Supplied entries:

● ● ●

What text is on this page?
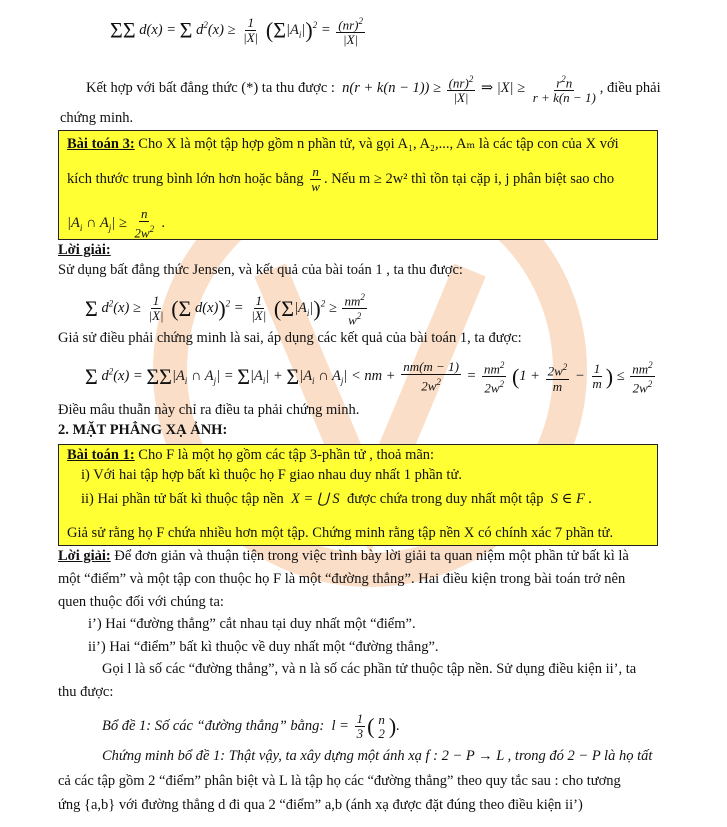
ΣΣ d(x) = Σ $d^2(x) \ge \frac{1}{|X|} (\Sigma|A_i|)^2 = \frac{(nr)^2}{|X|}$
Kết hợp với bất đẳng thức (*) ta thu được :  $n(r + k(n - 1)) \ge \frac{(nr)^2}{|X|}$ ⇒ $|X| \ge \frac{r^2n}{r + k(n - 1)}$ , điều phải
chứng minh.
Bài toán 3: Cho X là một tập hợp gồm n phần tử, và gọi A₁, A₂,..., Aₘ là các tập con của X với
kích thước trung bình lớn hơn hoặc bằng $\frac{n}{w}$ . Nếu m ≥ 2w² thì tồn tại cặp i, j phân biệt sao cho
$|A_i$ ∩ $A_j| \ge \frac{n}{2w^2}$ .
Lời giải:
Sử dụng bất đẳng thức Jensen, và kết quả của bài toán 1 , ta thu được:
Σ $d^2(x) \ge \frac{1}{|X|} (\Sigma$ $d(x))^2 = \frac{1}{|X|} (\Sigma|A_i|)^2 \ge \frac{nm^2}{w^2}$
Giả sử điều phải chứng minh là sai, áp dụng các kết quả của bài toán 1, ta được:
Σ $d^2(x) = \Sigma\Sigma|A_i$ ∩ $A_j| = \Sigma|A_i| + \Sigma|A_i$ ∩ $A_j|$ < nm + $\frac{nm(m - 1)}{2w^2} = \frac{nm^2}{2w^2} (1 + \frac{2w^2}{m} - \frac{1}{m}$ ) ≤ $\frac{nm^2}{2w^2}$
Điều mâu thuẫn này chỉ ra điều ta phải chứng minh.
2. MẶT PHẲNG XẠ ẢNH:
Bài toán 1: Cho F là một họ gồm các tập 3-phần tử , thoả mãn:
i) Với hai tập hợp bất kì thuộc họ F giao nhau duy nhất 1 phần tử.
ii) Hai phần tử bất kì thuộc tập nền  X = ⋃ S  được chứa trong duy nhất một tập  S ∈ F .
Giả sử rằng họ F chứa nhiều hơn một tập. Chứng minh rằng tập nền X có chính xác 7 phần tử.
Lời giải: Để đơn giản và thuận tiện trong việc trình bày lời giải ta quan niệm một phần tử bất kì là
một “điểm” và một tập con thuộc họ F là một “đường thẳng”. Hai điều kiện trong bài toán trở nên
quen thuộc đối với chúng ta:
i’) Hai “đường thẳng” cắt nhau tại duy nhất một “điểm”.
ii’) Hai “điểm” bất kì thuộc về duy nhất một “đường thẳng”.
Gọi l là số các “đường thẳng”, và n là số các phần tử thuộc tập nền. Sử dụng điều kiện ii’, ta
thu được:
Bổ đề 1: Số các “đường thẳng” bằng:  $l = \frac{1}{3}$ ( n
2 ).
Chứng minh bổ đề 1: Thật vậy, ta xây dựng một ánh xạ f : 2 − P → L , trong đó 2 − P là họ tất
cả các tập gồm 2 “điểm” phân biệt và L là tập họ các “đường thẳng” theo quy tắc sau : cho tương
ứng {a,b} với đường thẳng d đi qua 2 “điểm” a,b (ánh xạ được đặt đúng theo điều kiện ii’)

● ● ●

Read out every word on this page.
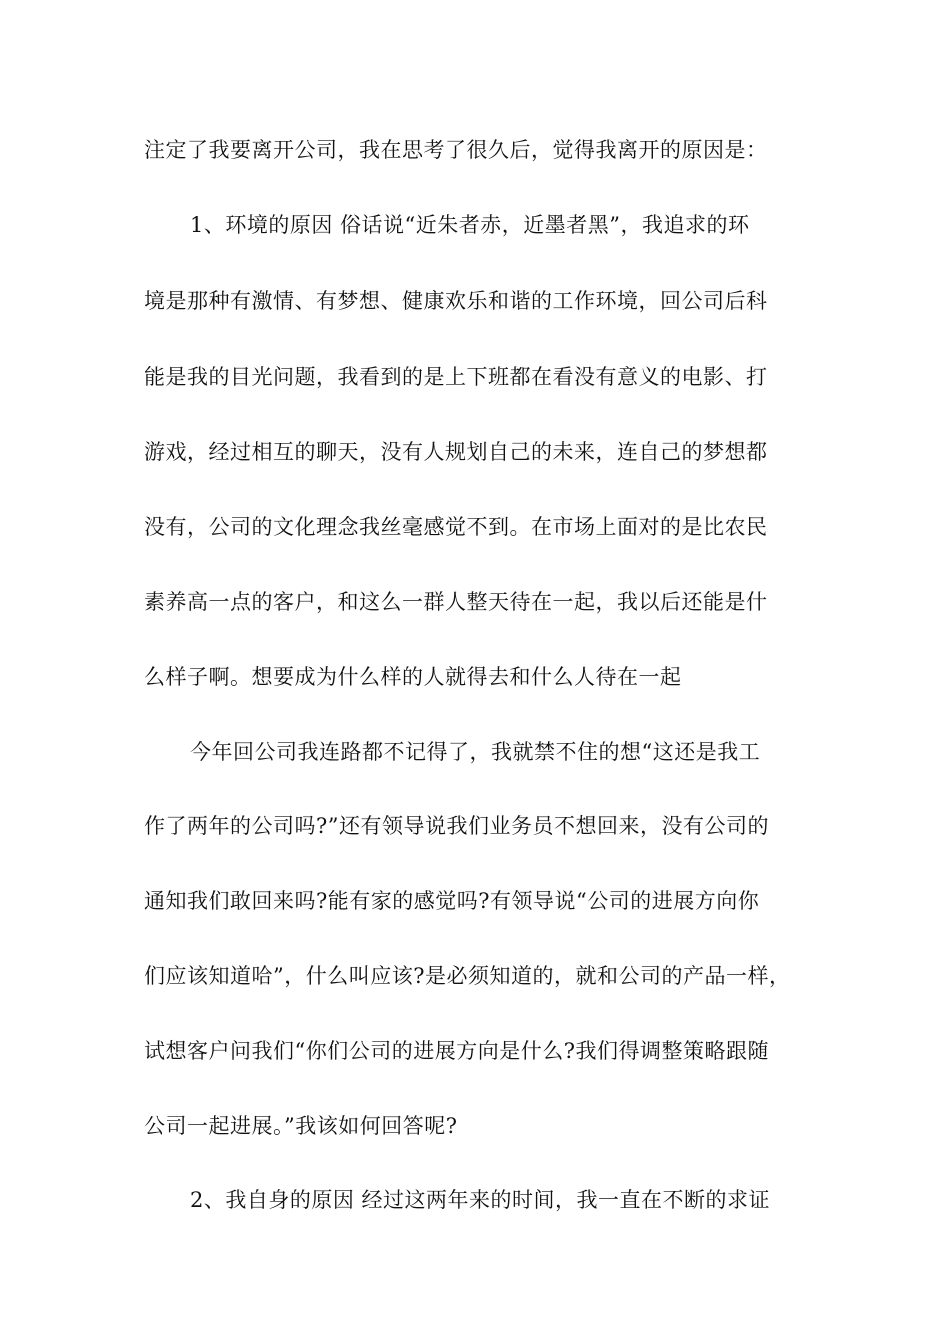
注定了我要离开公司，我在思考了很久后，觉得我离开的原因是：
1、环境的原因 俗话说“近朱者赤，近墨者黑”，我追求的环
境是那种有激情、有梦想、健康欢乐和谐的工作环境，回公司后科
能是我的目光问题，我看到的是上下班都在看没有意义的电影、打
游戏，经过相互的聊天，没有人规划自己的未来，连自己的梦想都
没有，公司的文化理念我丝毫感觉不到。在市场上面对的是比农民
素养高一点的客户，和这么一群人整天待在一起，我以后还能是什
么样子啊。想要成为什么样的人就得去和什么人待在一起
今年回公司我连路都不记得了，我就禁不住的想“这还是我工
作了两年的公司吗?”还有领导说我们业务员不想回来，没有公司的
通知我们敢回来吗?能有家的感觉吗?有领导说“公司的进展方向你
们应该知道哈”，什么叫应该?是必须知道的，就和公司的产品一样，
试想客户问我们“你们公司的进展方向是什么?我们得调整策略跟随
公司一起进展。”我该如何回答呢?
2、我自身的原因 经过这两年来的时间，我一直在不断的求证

● ● ●

Return every line holding the word "dụng" from the records.

Sử dụng bất đẳng thức Jensen, và kết quả của bài toán 1 , ta thu được:
Giả sử điều phải chứng minh là sai, áp dụng các kết quả của bài toán 1, ta được:
Gọi l là số các “đường thẳng”, và n là số các phần tử thuộc tập nền. Sử dụng điều kiện ii’, ta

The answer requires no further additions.